(Work instructions)
Locate each line in the records containing "bold". Copy it.

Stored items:
.....
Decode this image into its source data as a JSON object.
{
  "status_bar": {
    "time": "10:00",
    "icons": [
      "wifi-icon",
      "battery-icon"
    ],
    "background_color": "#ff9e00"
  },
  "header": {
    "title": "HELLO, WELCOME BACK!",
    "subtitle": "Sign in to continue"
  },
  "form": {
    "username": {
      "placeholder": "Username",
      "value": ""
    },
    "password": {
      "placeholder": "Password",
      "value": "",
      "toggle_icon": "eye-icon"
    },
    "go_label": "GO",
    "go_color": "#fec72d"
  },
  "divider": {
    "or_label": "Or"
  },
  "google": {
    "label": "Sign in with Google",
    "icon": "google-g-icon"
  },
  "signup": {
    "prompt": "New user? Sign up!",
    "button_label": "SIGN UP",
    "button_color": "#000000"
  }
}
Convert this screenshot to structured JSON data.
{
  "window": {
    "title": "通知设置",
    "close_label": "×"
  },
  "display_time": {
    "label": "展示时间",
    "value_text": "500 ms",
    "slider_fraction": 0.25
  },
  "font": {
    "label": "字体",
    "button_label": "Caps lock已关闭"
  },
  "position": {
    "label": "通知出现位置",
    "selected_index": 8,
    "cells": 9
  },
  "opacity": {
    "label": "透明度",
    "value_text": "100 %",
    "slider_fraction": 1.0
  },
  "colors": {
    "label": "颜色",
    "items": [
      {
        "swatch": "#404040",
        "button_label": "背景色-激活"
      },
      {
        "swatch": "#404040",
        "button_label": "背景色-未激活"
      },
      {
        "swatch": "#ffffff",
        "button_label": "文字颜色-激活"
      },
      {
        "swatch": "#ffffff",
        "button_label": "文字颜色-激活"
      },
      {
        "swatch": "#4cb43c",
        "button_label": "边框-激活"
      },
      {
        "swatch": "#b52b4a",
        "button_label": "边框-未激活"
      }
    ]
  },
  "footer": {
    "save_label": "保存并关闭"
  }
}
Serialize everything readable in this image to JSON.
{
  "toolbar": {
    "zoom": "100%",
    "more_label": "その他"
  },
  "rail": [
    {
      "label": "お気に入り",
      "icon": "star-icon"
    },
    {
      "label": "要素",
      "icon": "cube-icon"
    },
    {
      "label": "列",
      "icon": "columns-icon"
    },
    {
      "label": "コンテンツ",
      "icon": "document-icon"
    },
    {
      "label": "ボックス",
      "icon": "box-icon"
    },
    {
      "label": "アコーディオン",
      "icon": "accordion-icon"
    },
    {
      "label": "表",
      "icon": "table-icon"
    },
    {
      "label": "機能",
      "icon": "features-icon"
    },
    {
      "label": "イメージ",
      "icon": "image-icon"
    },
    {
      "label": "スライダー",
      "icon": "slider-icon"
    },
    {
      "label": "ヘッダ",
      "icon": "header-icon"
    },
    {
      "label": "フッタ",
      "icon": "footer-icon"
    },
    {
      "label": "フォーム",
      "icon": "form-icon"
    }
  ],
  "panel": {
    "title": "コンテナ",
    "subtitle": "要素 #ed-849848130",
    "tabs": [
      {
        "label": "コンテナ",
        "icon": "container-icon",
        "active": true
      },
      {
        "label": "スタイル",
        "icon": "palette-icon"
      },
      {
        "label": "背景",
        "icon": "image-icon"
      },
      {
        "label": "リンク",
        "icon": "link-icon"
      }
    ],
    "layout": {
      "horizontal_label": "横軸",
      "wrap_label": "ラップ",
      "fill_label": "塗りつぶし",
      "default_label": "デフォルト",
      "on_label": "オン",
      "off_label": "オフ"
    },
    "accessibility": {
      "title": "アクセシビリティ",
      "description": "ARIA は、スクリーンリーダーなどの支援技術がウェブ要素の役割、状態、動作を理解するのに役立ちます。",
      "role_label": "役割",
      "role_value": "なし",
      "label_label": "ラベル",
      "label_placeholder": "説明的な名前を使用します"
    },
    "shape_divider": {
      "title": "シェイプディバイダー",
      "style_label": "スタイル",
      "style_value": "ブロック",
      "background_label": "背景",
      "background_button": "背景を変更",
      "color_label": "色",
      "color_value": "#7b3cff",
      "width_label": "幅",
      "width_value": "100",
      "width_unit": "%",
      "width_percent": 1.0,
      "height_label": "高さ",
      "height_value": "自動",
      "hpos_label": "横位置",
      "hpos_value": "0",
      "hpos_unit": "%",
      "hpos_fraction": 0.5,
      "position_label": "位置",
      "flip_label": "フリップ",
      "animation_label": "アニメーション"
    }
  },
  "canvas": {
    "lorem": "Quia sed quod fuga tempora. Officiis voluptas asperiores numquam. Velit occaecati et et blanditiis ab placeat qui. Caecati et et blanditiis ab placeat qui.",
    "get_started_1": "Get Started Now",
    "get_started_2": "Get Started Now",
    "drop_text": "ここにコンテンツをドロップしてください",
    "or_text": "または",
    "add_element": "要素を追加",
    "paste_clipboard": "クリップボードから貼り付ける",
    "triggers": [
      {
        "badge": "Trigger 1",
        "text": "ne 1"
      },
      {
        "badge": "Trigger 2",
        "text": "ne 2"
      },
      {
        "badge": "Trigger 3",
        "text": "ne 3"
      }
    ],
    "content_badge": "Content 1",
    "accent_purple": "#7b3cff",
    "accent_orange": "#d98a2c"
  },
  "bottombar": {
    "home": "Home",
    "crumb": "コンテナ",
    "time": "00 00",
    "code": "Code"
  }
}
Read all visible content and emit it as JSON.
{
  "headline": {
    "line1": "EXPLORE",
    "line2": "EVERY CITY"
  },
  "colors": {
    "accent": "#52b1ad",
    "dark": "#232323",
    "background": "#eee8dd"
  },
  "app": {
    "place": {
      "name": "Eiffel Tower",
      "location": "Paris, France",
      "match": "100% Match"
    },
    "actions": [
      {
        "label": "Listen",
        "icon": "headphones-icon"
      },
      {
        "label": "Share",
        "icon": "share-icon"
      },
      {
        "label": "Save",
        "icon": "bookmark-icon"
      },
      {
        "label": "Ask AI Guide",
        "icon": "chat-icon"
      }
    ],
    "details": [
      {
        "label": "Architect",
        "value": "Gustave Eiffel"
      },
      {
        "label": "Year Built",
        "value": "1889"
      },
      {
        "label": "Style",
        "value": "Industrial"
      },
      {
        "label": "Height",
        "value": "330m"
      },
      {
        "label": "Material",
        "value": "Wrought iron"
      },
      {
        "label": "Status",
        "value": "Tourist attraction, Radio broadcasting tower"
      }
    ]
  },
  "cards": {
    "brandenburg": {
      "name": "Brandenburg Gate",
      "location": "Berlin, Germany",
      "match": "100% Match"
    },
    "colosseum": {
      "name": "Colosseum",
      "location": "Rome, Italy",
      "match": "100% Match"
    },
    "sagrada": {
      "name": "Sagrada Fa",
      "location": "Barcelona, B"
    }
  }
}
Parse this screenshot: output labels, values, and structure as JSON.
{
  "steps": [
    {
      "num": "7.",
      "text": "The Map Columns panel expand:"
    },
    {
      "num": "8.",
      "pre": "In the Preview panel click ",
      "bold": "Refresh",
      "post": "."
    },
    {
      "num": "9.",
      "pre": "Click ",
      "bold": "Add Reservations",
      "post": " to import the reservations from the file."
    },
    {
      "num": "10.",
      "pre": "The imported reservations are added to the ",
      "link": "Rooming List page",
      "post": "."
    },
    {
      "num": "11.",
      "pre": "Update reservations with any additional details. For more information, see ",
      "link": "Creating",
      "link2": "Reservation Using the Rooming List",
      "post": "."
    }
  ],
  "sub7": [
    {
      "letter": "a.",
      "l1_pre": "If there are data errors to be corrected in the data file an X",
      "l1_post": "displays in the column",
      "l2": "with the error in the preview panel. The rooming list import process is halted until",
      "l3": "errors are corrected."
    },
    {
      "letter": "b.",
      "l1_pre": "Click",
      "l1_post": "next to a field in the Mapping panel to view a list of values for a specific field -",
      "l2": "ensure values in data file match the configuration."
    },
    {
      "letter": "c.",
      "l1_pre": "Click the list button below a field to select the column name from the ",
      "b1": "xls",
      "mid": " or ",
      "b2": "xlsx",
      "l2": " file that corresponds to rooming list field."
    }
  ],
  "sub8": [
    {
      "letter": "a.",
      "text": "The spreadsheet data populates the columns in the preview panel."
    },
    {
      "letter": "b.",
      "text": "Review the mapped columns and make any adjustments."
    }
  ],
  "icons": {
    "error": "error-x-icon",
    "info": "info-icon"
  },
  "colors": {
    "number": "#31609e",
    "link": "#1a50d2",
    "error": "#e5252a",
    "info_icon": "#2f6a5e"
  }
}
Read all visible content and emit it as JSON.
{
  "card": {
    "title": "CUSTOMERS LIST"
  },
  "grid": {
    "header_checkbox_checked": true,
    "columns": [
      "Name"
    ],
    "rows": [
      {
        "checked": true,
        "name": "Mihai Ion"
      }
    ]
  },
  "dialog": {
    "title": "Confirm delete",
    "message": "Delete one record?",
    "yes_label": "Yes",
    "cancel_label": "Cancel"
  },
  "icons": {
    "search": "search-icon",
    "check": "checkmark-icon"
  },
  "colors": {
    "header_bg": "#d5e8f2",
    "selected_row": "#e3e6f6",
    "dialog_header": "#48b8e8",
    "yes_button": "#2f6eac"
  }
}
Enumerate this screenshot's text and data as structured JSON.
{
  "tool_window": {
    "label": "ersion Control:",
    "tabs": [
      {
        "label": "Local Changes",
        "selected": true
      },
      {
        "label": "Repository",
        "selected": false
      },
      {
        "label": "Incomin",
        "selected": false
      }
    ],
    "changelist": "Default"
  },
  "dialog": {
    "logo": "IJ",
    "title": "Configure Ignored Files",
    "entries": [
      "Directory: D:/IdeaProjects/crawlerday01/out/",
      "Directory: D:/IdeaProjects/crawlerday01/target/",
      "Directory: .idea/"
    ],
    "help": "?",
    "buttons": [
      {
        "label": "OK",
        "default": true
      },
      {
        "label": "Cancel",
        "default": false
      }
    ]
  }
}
.....
(The completed task)
      "bold": "Refresh",
      "bold": "Add Reservations",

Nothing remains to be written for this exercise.